(Records from a collection of figures)
— begin —

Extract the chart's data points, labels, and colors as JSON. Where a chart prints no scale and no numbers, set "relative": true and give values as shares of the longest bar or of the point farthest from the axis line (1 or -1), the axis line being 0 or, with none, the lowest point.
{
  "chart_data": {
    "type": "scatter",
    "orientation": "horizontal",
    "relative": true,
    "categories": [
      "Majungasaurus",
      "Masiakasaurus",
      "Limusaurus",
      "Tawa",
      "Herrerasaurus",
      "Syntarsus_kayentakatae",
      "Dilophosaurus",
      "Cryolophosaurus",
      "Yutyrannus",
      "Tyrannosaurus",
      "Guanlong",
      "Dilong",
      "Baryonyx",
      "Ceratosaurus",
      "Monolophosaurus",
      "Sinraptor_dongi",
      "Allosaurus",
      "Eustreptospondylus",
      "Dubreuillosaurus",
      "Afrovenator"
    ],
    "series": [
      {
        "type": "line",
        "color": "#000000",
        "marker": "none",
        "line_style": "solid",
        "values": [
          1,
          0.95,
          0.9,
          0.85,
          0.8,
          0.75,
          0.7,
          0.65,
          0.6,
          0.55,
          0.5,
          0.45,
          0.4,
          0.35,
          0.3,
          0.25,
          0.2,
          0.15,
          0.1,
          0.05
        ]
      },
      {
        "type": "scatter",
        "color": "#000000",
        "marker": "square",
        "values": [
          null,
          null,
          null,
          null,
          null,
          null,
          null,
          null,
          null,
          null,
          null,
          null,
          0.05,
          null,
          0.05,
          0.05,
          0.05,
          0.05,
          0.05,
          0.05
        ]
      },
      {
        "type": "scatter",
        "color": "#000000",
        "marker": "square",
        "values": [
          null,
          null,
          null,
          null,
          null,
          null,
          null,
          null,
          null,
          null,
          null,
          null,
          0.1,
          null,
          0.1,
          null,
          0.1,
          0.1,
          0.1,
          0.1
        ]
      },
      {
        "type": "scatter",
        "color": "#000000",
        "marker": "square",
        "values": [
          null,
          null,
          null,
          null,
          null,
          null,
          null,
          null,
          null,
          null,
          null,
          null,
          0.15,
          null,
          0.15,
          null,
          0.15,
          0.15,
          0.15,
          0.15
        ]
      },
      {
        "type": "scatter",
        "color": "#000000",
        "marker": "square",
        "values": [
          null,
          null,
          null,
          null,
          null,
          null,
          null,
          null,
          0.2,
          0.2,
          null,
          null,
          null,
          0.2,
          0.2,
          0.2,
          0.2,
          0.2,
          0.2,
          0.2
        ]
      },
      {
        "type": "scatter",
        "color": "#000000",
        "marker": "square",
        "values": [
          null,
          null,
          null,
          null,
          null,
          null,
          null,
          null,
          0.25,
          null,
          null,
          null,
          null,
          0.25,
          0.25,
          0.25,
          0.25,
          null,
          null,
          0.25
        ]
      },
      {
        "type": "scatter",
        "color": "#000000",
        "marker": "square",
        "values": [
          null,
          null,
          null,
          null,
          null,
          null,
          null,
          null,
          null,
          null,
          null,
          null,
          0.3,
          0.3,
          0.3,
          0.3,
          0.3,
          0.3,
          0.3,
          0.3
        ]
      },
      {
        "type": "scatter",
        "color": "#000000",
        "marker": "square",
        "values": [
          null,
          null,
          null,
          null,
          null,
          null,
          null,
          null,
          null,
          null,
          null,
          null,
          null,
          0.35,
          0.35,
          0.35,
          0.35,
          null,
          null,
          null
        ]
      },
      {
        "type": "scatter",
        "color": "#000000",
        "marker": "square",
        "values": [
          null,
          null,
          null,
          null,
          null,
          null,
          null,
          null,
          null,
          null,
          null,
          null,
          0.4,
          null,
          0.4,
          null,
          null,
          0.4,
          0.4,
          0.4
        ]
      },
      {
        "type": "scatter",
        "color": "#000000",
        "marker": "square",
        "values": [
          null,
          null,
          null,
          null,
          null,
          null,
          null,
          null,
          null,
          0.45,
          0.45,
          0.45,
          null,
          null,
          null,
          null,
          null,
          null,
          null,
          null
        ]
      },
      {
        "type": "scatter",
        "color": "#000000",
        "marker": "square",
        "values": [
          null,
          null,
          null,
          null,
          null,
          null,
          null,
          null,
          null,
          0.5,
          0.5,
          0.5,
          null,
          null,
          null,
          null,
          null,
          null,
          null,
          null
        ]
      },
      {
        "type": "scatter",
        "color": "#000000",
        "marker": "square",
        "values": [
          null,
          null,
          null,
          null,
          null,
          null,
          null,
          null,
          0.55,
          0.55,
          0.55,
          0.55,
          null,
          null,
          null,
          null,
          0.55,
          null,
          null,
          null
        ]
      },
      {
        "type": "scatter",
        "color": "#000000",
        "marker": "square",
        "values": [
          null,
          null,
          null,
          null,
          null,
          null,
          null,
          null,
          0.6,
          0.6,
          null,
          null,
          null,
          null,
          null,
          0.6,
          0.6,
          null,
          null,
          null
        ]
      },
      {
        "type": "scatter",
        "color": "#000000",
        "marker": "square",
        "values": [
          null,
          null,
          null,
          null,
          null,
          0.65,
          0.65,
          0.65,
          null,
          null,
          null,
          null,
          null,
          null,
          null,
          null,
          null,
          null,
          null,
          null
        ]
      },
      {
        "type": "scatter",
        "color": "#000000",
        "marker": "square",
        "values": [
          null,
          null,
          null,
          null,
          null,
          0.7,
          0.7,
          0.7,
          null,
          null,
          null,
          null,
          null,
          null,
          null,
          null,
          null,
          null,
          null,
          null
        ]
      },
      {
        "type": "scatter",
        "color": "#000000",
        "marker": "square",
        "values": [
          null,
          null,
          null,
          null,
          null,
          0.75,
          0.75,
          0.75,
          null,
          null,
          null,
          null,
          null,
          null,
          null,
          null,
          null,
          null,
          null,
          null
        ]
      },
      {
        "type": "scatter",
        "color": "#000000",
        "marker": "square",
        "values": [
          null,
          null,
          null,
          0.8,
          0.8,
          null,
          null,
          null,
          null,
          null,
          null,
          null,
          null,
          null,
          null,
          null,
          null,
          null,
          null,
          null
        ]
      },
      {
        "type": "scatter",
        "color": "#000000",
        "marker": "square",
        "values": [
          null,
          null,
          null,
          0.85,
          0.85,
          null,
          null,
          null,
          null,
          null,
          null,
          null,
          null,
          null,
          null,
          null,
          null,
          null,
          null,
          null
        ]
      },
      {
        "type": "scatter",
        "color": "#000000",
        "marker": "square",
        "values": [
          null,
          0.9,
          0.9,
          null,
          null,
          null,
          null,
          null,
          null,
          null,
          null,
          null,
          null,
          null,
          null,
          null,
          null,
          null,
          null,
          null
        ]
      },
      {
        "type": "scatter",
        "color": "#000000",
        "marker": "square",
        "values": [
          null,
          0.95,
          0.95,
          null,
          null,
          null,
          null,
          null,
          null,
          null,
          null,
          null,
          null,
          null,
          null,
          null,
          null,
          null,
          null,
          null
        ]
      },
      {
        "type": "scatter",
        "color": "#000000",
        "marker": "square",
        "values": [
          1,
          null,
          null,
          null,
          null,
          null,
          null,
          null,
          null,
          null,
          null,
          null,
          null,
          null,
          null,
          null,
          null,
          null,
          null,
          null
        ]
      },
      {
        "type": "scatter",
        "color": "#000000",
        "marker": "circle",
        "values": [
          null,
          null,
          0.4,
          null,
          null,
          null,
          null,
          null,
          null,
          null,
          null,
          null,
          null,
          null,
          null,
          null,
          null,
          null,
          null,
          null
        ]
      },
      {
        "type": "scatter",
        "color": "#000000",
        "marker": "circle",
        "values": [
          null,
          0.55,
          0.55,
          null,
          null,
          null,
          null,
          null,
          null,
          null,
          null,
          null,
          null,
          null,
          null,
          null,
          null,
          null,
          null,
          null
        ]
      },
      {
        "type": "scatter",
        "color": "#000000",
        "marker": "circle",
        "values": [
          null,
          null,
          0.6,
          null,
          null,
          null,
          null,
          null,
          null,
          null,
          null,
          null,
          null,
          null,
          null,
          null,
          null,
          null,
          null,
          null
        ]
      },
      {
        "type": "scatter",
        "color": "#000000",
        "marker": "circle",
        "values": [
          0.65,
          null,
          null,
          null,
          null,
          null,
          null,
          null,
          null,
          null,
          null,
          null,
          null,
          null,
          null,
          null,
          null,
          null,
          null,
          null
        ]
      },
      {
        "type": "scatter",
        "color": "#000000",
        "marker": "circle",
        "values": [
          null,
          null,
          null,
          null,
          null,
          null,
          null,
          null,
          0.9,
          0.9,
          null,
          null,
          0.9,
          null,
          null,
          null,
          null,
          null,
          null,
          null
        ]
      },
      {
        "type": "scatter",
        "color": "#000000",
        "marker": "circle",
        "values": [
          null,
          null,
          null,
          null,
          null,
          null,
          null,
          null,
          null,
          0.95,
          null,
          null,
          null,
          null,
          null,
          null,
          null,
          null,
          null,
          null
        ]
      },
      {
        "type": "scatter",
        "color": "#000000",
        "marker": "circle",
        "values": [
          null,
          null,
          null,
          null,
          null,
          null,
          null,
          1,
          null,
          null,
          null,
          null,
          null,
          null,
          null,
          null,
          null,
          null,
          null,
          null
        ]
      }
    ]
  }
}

— end —
— begin —

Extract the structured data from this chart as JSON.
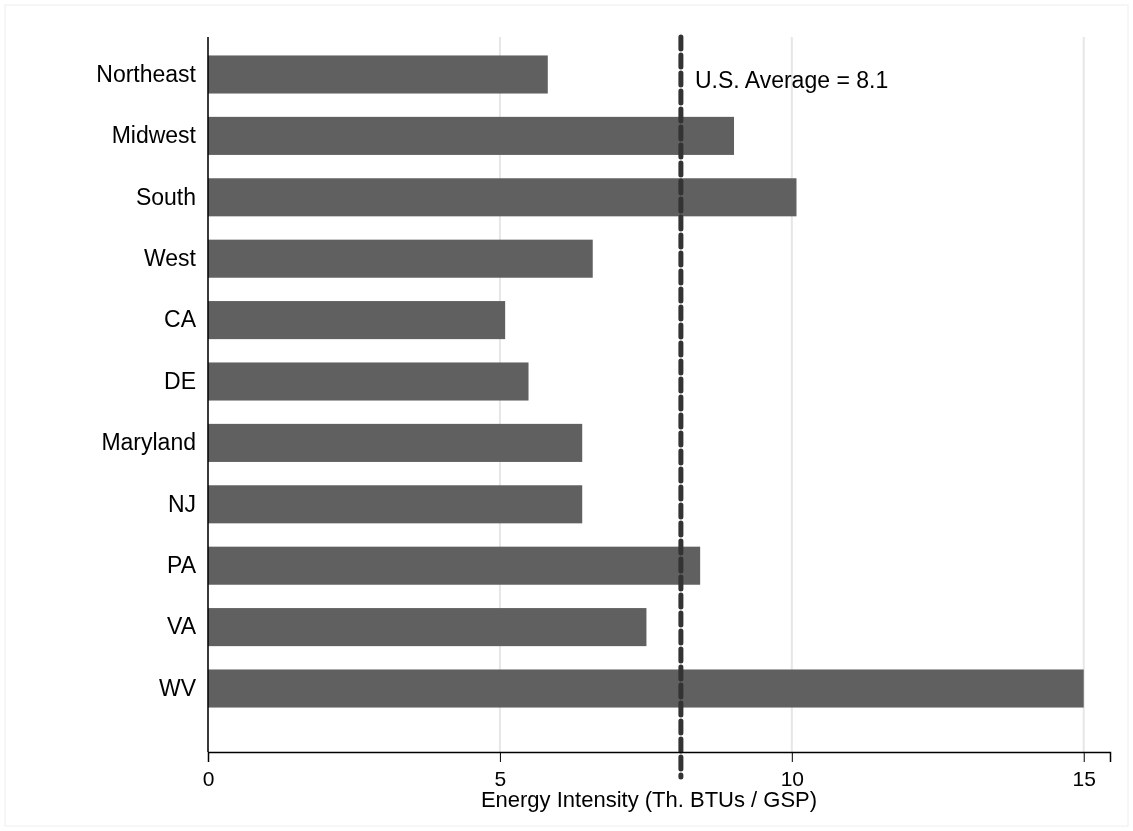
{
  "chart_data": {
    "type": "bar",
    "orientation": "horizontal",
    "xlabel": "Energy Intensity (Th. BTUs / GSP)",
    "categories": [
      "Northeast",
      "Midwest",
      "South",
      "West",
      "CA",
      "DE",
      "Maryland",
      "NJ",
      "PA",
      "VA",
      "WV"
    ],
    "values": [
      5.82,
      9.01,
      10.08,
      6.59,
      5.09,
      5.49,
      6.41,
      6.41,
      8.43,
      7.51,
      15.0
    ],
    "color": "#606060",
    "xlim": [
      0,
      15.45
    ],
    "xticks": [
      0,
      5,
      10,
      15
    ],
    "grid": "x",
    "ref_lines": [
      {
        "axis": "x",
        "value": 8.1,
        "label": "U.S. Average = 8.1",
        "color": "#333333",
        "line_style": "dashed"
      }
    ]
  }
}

— end —

▸ **REQUIREMENTS**:
Show the lines of the data that hold the word "none".

▸ **THE ANSWER**:
Extract the chart's data points, labels, and colors as JSON. Where a chart prints no scale and no numbers, set "relative": true and give values as shares of the longest bar or of the point farthest from the axis line (1 or -1), the axis line being 0 or, with none, the lowest point.
        "marker": "none",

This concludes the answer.